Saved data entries
»»

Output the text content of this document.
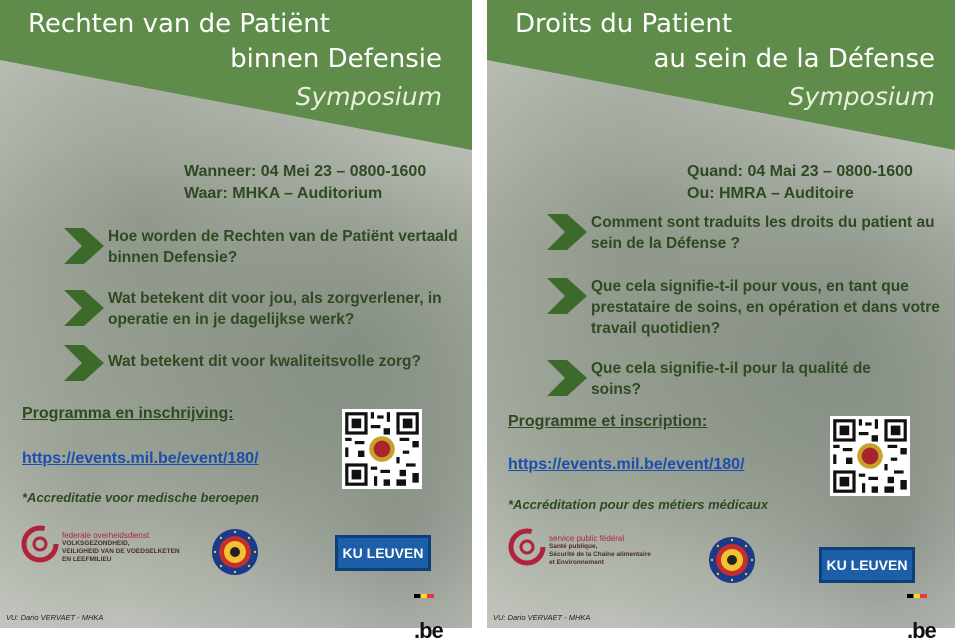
Rechten van de Patiënt
binnen Defensie
Symposium
Wanneer: 04 Mei 23 – 0800-1600
Waar: MHKA – Auditorium
Hoe worden de Rechten van de Patiënt vertaald binnen Defensie?
Wat betekent dit voor jou, als zorgverlener, in operatie en in je dagelijkse werk?
Wat betekent dit voor kwaliteitsvolle zorg?
Programma en inschrijving:
https://events.mil.be/event/180/
*Accreditatie voor medische beroepen
federale overheidsdienst
VOLKSGEZONDHEID,
VEILIGHEID VAN DE VOEDSELKETEN
EN LEEFMILIEU	KU LEUVEN
VU: Dario VERVAET - MHKA

.be
Droits du Patient
au sein de la Défense
Symposium
Quand: 04 Mai 23 – 0800-1600
Ou: HMRA – Auditoire
Comment sont traduits les droits du patient au sein de la Défense ?
Que cela signifie-t-il pour vous, en tant que prestataire de soins, en opération et dans votre travail quotidien?
Que cela signifie-t-il pour la qualité de soins?
Programme et inscription:
https://events.mil.be/event/180/
*Accréditation pour des métiers médicaux
service public fédéral
Santé publique,
Sécurité de la Chaîne alimentaire
et Environnement	KU LEUVEN
VU: Dario VERVAET - MHKA

.be
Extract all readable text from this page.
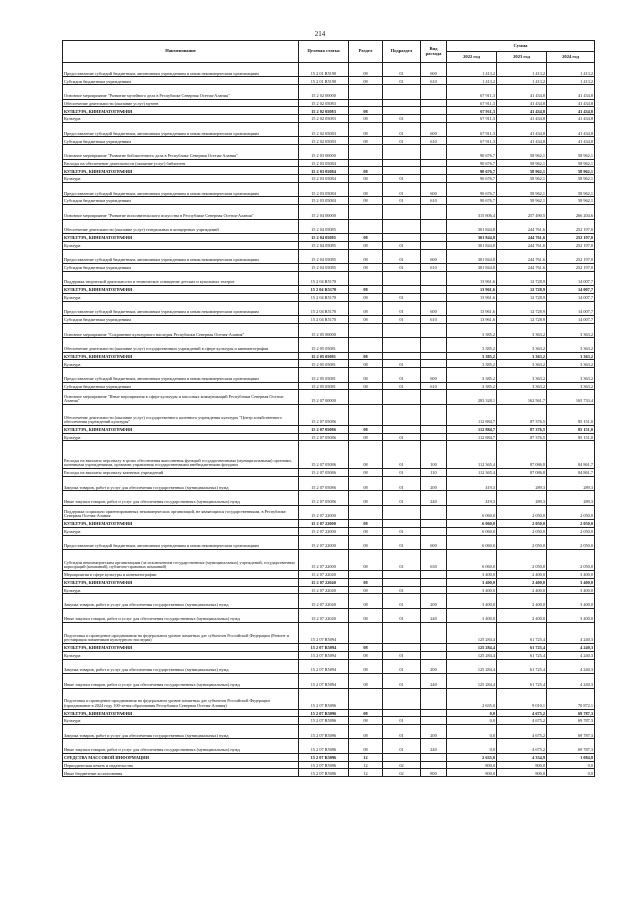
214
Наименование	Целевая статья	Раздел	Подраздел	Вид расхода	Сумма		
					2022 год	2023 год	2024 год
Предоставление субсидий бюджетным, автономным учреждениям и иным некоммерческим организациям	15 2 01 R5190	08	01	600	1 413,2	1 413,2	1 413,2
Субсидии бюджетным учреждениям	15 2 01 R5190	08	01	610	1 413,2	1 413,2	1 413,2
Основное мероприятие "Развитие музейного дела в Республике Северная Осетия-Алания"	15 2 02 00000				67 911,3	41 434,8	41 434,8
Обеспечение деятельности (оказание услуг) музеев	15 2 02 05083				67 911,3	41 434,8	41 434,8
КУЛЬТУРА, КИНЕМАТОГРАФИЯ	15 2 02 05083	08			67 911,3	41 434,8	41 434,8
Культура	15 2 02 05083	08	01		67 911,3	41 434,8	41 434,8
Предоставление субсидий бюджетным, автономным учреждениям и иным некоммерческим организациям	15 2 02 05083	08	01	600	67 911,3	41 434,8	41 434,8
Субсидии бюджетным учреждениям	15 2 02 05083	08	01	610	67 911,3	41 434,8	41 434,8
Основное мероприятие "Развитие библиотечного дела в Республике Северная Осетия-Алания"	15 2 03 00000				90 676,7	58 962,1	58 962,1
Расходы на обеспечение деятельности (оказание услуг) библиотек	15 2 03 05084				90 676,7	58 962,1	58 962,1
КУЛЬТУРА, КИНЕМАТОГРАФИЯ	15 2 03 05084	08			90 676,7	58 962,1	58 962,1
Культура	15 2 03 05084	08	01		90 676,7	58 962,1	58 962,1
Предоставление субсидий бюджетным, автономным учреждениям и иным некоммерческим организациям	15 2 03 05084	08	01	600	90 676,7	58 962,1	58 962,1
Субсидии бюджетным учреждениям	15 2 03 05084	08	01	610	90 676,7	58 962,1	58 962,1
Основное мероприятие "Развитие исполнительского искусства в Республике Северная Осетия-Алания"	15 2 04 00000				315 806,4	257 490,5	266 204,6
Обеспечение деятельности (оказание услуг) театральных и концертных учреждений	15 2 04 05085				301 844,8	244 761,6	252 197,0
КУЛЬТУРА, КИНЕМАТОГРАФИЯ	15 2 04 05085	08			301 844,8	244 761,6	252 197,0
Культура	15 2 04 05085	08	01		301 844,8	244 761,6	252 197,0
Предоставление субсидий бюджетным, автономным учреждениям и иным некоммерческим организациям	15 2 04 05085	08	01	600	301 844,8	244 761,6	252 197,0
Субсидии бюджетным учреждениям	15 2 04 05085	08	01	610	301 844,8	244 761,6	252 197,0
Поддержка творческой деятельности и техническое оснащение детских и кукольных театров	15 2 04 R5170				13 961,6	12 728,9	14 007,7
КУЛЬТУРА, КИНЕМАТОГРАФИЯ	15 2 04 R5170	08			13 961,6	12 728,9	14 007,7
Культура	15 2 04 R5170	08	01		13 961,6	12 728,9	14 007,7
Предоставление субсидий бюджетным, автономным учреждениям и иным некоммерческим организациям	15 2 04 R5170	08	01	600	13 961,6	12 728,9	14 007,7
Субсидии бюджетным учреждениям	15 2 04 R5170	08	01	610	13 961,6	12 728,9	14 007,7
Основное мероприятие "Сохранение культурного наследия Республики Северная Осетия-Алания"	15 2 05 00000				3 385,2	3 363,2	3 363,2
Обеспечение деятельности (оказание услуг) государственных учреждений в сфере культуры и кинематографии	15 2 05 05081				3 385,2	3 363,2	3 363,2
КУЛЬТУРА, КИНЕМАТОГРАФИЯ	15 2 05 05081	08			3 385,2	3 363,2	3 363,2
Культура	15 2 05 05081	08	01		3 385,2	3 363,2	3 363,2
Предоставление субсидий бюджетным, автономным учреждениям и иным некоммерческим организациям	15 2 05 05081	08	01	600	3 385,2	3 363,2	3 363,2
Субсидии бюджетным учреждениям	15 2 05 05081	08	01	610	3 385,2	3 363,2	3 363,2
Основное мероприятие "Иные мероприятия в сфере культуры и массовых коммуникаций Республики Северная Осетия-Алания"	15 2 07 00000				283 328,1	162 561,7	165 733,4
Обеспечение деятельности (оказание услуг) государственного казенного учреждения культуры "Центр хозяйственного обеспечения учреждений культуры"	15 2 07 05086				112 884,7	87 376,5	85 151,0
КУЛЬТУРА, КИНЕМАТОГРАФИЯ	15 2 07 05086	08			112 884,7	87 376,5	85 151,0
Культура	15 2 07 05086	08	01		112 884,7	87 376,5	85 151,0
Расходы на выплаты персоналу в целях обеспечения выполнения функций государственными (муниципальными) органами, казенными учреждениями, органами управления государственными внебюджетными фондами	15 2 07 05086	08	01	100	112 365,4	87 086,8	84 861,7
Расходы на выплаты персоналу казенных учреждений	15 2 07 05086	08	01	110	112 365,4	87 086,8	84 861,7
Закупка товаров, работ и услуг для обеспечения государственных (муниципальных) нужд	15 2 07 05086	08	01	200	419,3	289,3	289,3
Иные закупки товаров, работ и услуг для обеспечения государственных (муниципальных) нужд	15 2 07 05086	08	01	240	419,3	289,3	289,3
Поддержка социально ориентированных некоммерческих организаций, не являющихся государственными, в Республике Северная Осетия-Алания	15 2 07 22000				6 060,0	2 050,0	2 050,0
КУЛЬТУРА, КИНЕМАТОГРАФИЯ	15 2 07 22000	08			6 060,0	2 050,0	2 050,0
Культура	15 2 07 22000	08	01		6 060,0	2 050,0	2 050,0
Предоставление субсидий бюджетным, автономным учреждениям и иным некоммерческим организациям	15 2 07 22000	08	01	600	6 060,0	2 050,0	2 050,0
Субсидии некоммерческим организациям (за исключением государственных (муниципальных) учреждений, государственных корпораций (компаний), публично-правовых компаний)	15 2 07 22000	08	01	630	6 060,0	2 050,0	2 050,0
Мероприятия в сфере культуры и кинематографии	15 2 07 22040				3 400,0	2 400,0	3 400,0
КУЛЬТУРА, КИНЕМАТОГРАФИЯ	15 2 07 22040	08			3 400,0	2 400,0	3 400,0
Культура	15 2 07 22040	08	01		3 400,0	2 400,0	3 400,0
Закупка товаров, работ и услуг для обеспечения государственных (муниципальных) нужд	15 2 07 22040	08	01	200	3 400,0	2 400,0	3 400,0
Иные закупки товаров, работ и услуг для обеспечения государственных (муниципальных) нужд	15 2 07 22040	08	01	240	3 400,0	2 400,0	3 400,0
Подготовка и проведение празднования на федеральном уровне памятных дат субъектов Российской Федерации (Ремонт и реставрация памятников культурного наследия)	15 2 07 R5094				125 284,4	61 725,4	4 240,3
КУЛЬТУРА, КИНЕМАТОГРАФИЯ	15 2 07 R5094	08			125 284,4	61 725,4	4 240,3
Культура	15 2 07 R5094	08	01		125 284,4	61 725,4	4 240,3
Закупка товаров, работ и услуг для обеспечения государственных (муниципальных) нужд	15 2 07 R5094	08	01	200	125 284,4	61 725,4	4 240,3
Иные закупки товаров, работ и услуг для обеспечения государственных (муниципальных) нужд	15 2 07 R5094	08	01	240	125 284,4	61 725,4	4 240,3
Подготовка и проведение празднования на федеральном уровне памятных дат субъектов Российской Федерации (празднование в 2024 году 100-летия образования Республики Северная Осетия-Алания)	15 2 07 R5096				2 635,0	9 010,1	70 872,1
КУЛЬТУРА, КИНЕМАТОГРАФИЯ	15 2 07 R5096	08			0,0	4 675,2	69 787,3
Культура	15 2 07 R5096	08	01		0,0	4 675,2	69 787,3
Закупка товаров, работ и услуг для обеспечения государственных (муниципальных) нужд	15 2 07 R5096	08	01	200	0,0	4 675,2	69 787,3
Иные закупки товаров, работ и услуг для обеспечения государственных (муниципальных) нужд	15 2 07 R5096	08	01	240	0,0	4 675,2	69 787,3
СРЕДСТВА МАССОВОЙ ИНФОРМАЦИИ	15 2 07 R5096	12			2 635,0	4 334,9	1 084,8
Периодическая печать и издательства	15 2 07 R5096	12	02		800,0	800,0	0,0
Иные бюджетные ассигнования	15 2 07 R5096	12	02	800	800,0	800,0	0,0
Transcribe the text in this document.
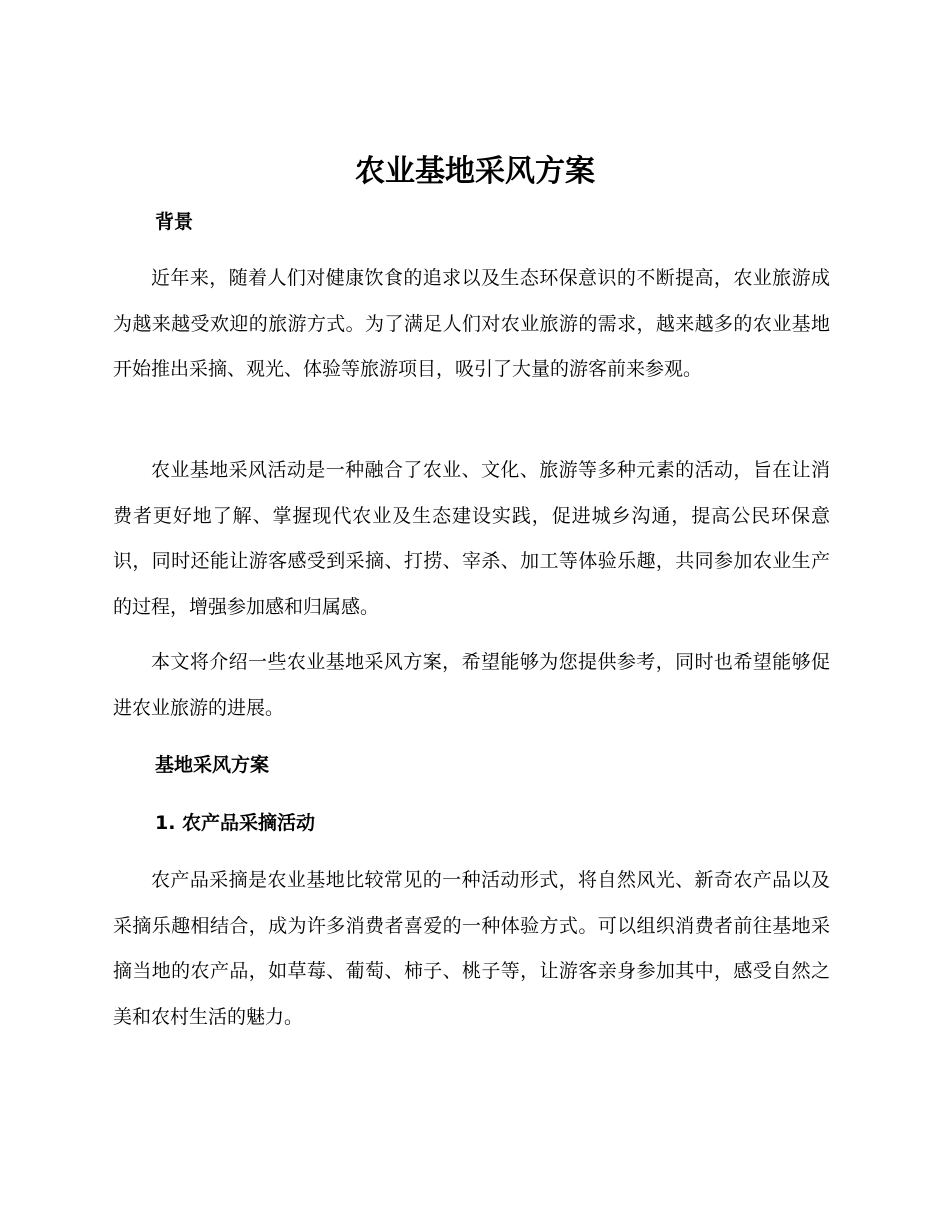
农业基地采风方案
背景

近年来，随着人们对健康饮食的追求以及生态环保意识的不断提高，农业旅游成为越来越受欢迎的旅游方式。为了满足人们对农业旅游的需求，越来越多的农业基地开始推出采摘、观光、体验等旅游项目，吸引了大量的游客前来参观。

农业基地采风活动是一种融合了农业、文化、旅游等多种元素的活动，旨在让消费者更好地了解、掌握现代农业及生态建设实践，促进城乡沟通，提高公民环保意识，同时还能让游客感受到采摘、打捞、宰杀、加工等体验乐趣，共同参加农业生产的过程，增强参加感和归属感。

本文将介绍一些农业基地采风方案，希望能够为您提供参考，同时也希望能够促进农业旅游的进展。

基地采风方案
1. 农产品采摘活动

农产品采摘是农业基地比较常见的一种活动形式，将自然风光、新奇农产品以及采摘乐趣相结合，成为许多消费者喜爱的一种体验方式。可以组织消费者前往基地采摘当地的农产品，如草莓、葡萄、柿子、桃子等，让游客亲身参加其中，感受自然之美和农村生活的魅力。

««

→ DESCRIPTION OF THE TASK: Which lines contain the word "организациям"? Copy each one.

→ RESPONSE FOR THIS EXERCISE:
Предоставление субсидий бюджетным, автономным учреждениям и иным некоммерческим организациям	15 2 01 R5190	08	01	600	1 413,2	1 413,2	1 413,2
Предоставление субсидий бюджетным, автономным учреждениям и иным некоммерческим организациям	15 2 02 05083	08	01	600	67 911,3	41 434,8	41 434,8
Предоставление субсидий бюджетным, автономным учреждениям и иным некоммерческим организациям	15 2 03 05084	08	01	600	90 676,7	58 962,1	58 962,1
Предоставление субсидий бюджетным, автономным учреждениям и иным некоммерческим организациям	15 2 04 05085	08	01	600	301 844,8	244 761,6	252 197,0
Предоставление субсидий бюджетным, автономным учреждениям и иным некоммерческим организациям	15 2 04 R5170	08	01	600	13 961,6	12 728,9	14 007,7
Предоставление субсидий бюджетным, автономным учреждениям и иным некоммерческим организациям	15 2 05 05081	08	01	600	3 385,2	3 363,2	3 363,2
Предоставление субсидий бюджетным, автономным учреждениям и иным некоммерческим организациям	15 2 07 22000	08	01	600	6 060,0	2 050,0	2 050,0
Субсидии некоммерческим организациям (за исключением государственных (муниципальных) учреждений, государственных корпораций (компаний), публично-правовых компаний)	15 2 07 22000	08	01	630	6 060,0	2 050,0	2 050,0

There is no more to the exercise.